[Data entries for graphics]
......

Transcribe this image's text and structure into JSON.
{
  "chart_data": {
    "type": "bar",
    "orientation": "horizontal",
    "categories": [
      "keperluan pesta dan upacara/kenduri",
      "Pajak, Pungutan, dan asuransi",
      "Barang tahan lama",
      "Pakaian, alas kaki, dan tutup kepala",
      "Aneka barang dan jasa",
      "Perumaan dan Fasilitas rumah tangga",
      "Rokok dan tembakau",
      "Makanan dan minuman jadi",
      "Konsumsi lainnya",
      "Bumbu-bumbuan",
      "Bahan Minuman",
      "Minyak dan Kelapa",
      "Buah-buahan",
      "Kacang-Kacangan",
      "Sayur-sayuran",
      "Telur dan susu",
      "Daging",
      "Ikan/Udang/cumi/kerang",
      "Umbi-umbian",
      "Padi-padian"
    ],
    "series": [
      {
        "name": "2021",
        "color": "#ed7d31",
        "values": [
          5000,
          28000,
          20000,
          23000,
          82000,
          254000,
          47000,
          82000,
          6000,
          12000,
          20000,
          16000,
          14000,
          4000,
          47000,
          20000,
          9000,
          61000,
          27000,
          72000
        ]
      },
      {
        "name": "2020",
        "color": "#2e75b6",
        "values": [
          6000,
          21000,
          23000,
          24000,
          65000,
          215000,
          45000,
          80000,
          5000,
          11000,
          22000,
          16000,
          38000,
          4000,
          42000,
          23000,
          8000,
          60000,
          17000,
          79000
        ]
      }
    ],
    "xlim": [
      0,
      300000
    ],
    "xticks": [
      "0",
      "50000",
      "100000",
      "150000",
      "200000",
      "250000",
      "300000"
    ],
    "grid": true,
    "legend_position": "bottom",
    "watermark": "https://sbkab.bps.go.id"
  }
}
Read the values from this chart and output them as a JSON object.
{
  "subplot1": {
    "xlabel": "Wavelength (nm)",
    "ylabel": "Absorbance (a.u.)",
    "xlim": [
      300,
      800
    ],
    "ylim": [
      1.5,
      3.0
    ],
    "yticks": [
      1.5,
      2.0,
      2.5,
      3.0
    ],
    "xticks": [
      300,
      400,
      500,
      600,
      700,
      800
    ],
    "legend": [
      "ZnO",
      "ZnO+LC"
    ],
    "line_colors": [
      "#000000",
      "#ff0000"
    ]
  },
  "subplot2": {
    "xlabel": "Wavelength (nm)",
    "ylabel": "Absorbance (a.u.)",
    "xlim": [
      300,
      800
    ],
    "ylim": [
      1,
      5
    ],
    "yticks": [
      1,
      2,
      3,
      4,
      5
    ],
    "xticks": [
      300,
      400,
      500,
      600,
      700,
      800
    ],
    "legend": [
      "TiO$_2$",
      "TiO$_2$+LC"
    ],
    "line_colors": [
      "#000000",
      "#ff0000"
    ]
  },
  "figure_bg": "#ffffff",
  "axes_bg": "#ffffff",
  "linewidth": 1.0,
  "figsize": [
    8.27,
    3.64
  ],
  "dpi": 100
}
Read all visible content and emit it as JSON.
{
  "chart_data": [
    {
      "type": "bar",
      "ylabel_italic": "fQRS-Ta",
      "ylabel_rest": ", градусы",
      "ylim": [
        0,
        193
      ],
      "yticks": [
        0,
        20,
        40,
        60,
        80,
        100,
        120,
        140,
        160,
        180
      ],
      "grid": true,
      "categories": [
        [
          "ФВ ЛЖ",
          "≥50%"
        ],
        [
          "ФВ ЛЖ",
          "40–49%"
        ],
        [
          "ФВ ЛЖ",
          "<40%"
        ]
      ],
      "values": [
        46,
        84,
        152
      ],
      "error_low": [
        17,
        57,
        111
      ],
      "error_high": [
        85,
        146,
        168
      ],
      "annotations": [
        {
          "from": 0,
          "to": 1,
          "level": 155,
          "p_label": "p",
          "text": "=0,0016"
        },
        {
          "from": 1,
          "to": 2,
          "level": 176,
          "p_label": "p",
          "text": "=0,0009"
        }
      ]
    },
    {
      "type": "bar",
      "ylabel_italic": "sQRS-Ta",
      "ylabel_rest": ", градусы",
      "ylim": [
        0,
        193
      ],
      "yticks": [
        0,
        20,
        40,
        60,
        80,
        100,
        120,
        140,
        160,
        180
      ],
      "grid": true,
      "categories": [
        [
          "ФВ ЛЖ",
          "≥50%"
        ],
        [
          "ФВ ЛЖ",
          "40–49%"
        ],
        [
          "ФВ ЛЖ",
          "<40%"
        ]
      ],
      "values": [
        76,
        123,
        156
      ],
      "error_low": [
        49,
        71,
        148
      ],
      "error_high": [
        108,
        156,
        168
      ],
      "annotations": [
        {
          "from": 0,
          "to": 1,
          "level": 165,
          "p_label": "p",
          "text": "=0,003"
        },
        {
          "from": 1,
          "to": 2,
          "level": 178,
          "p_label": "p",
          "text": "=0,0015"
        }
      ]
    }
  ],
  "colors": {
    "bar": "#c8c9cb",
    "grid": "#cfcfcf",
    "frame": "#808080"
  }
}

......

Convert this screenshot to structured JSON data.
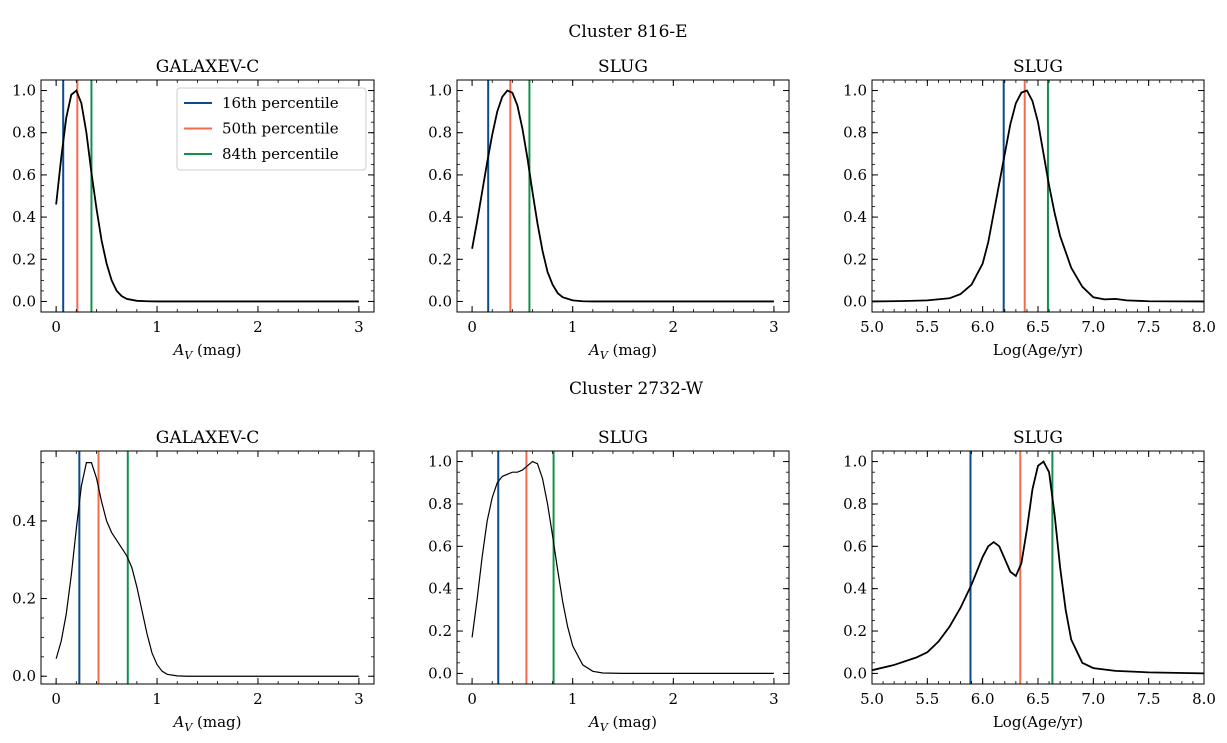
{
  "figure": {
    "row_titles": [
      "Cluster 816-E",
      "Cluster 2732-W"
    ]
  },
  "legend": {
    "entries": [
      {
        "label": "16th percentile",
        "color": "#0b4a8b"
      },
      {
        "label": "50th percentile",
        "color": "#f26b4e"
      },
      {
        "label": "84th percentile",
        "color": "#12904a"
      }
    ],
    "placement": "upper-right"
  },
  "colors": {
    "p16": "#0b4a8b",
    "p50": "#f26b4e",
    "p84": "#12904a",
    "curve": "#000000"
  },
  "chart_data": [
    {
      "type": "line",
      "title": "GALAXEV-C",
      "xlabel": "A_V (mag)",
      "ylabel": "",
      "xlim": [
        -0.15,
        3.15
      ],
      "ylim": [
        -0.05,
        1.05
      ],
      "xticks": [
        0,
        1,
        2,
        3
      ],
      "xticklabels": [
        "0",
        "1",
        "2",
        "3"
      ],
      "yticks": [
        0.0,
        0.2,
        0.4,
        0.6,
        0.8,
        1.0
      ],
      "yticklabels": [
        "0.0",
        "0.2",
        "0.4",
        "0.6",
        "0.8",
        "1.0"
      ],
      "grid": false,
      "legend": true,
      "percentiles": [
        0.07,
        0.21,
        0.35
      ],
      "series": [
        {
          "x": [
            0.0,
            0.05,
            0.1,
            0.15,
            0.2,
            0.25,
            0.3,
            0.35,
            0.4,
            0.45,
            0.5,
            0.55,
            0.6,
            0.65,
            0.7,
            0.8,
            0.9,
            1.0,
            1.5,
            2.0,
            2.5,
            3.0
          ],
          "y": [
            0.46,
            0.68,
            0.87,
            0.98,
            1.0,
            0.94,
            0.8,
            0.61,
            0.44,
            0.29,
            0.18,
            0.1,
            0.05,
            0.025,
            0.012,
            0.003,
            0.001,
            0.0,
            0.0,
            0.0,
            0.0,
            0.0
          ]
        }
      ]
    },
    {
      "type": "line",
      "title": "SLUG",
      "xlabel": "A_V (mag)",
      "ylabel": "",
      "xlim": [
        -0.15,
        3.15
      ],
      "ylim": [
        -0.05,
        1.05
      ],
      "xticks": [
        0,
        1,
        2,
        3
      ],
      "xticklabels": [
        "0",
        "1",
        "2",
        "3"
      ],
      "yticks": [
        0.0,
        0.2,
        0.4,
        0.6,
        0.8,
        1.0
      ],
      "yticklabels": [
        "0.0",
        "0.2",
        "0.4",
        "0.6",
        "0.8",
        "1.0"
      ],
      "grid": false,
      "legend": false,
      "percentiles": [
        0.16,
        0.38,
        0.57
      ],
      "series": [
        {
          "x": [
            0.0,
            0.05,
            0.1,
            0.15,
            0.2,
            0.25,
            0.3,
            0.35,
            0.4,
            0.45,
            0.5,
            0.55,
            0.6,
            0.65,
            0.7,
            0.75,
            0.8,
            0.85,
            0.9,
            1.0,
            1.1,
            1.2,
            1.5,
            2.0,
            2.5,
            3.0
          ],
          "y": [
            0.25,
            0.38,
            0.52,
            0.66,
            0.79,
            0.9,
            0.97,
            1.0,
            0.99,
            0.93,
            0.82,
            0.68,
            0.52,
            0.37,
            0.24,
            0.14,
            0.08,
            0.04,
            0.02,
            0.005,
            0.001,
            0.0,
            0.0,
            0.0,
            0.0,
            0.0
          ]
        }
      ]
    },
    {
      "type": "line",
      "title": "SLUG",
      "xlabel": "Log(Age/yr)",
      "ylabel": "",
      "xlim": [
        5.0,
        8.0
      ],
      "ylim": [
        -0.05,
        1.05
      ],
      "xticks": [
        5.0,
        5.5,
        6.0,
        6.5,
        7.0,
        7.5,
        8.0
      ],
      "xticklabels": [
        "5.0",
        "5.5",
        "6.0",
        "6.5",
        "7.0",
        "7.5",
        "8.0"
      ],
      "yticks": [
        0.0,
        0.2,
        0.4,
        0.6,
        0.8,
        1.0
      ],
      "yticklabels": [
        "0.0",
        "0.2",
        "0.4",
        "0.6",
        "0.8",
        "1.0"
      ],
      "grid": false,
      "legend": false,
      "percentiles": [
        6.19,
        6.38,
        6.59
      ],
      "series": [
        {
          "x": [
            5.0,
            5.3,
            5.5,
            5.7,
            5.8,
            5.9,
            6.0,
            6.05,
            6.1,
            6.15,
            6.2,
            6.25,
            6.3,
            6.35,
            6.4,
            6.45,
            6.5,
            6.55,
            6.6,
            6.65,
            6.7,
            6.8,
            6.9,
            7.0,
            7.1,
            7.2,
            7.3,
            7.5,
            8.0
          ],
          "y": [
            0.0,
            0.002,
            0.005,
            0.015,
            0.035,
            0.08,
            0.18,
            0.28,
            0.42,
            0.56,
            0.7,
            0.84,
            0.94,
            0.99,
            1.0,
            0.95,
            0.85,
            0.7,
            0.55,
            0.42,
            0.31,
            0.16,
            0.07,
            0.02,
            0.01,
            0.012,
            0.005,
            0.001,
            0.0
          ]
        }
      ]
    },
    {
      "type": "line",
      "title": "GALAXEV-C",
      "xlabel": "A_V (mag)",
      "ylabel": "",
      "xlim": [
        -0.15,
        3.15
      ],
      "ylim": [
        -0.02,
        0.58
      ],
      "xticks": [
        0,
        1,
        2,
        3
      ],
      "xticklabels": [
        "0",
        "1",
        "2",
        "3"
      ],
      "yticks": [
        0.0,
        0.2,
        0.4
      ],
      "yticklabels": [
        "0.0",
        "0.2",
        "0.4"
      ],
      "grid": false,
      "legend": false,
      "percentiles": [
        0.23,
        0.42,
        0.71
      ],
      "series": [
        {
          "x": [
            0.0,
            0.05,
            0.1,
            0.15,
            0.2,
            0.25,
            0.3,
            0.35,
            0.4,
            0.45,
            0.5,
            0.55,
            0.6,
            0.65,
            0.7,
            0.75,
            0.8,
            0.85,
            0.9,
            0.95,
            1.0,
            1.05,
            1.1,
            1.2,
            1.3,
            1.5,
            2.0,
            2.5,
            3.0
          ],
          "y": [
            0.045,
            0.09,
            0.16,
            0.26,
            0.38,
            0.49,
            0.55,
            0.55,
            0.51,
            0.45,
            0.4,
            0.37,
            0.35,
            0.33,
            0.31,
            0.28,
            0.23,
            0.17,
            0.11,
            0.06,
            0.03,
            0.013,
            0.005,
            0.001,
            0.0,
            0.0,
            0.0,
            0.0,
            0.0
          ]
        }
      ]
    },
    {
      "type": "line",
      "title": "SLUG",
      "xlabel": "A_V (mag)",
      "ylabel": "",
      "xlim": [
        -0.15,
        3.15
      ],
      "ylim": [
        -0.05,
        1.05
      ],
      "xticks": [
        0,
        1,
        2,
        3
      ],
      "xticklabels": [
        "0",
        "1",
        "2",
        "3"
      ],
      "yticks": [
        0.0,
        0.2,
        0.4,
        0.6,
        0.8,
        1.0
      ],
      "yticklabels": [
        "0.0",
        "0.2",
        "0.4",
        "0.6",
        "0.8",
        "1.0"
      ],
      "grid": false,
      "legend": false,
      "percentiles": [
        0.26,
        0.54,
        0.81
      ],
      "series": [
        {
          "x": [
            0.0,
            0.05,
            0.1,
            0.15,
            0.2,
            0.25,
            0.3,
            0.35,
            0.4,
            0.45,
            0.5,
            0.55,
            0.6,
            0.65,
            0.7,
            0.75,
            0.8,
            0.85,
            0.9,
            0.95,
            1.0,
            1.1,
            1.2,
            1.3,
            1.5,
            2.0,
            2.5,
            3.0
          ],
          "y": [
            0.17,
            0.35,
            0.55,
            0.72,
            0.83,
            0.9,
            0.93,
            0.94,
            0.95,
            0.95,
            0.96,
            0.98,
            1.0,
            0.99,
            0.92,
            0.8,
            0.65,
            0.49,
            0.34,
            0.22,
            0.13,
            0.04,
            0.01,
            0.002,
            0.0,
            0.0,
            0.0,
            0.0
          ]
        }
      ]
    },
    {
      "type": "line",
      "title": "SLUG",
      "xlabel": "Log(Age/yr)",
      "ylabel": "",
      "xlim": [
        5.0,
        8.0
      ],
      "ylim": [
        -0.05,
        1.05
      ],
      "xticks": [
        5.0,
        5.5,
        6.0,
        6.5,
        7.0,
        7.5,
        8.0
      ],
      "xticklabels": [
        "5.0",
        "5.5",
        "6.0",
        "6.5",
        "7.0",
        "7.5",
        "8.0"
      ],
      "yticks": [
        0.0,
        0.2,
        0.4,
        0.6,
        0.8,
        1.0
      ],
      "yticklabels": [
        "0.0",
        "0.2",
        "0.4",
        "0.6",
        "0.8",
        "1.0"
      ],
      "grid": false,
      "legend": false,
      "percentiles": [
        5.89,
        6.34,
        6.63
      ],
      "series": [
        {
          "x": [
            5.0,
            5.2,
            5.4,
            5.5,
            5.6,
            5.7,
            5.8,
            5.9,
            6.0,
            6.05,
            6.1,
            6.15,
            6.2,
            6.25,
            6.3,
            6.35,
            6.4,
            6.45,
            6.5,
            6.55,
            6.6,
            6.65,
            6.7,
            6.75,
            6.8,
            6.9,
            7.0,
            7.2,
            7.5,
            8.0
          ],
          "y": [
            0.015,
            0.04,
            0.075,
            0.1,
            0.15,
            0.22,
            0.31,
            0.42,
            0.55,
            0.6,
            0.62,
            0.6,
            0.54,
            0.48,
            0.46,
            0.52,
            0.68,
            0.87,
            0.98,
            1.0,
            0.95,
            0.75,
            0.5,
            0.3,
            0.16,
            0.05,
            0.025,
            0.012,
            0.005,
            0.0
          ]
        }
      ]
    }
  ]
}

......

_WORK REQUIRED_
Pick out every line of the listing containing the word "this", and show those lines.

_OUTPUT BELOW_
Transcribe this image's text and structure into JSON.
Read the values from this chart and output them as a JSON object.
Convert this screenshot to structured JSON data.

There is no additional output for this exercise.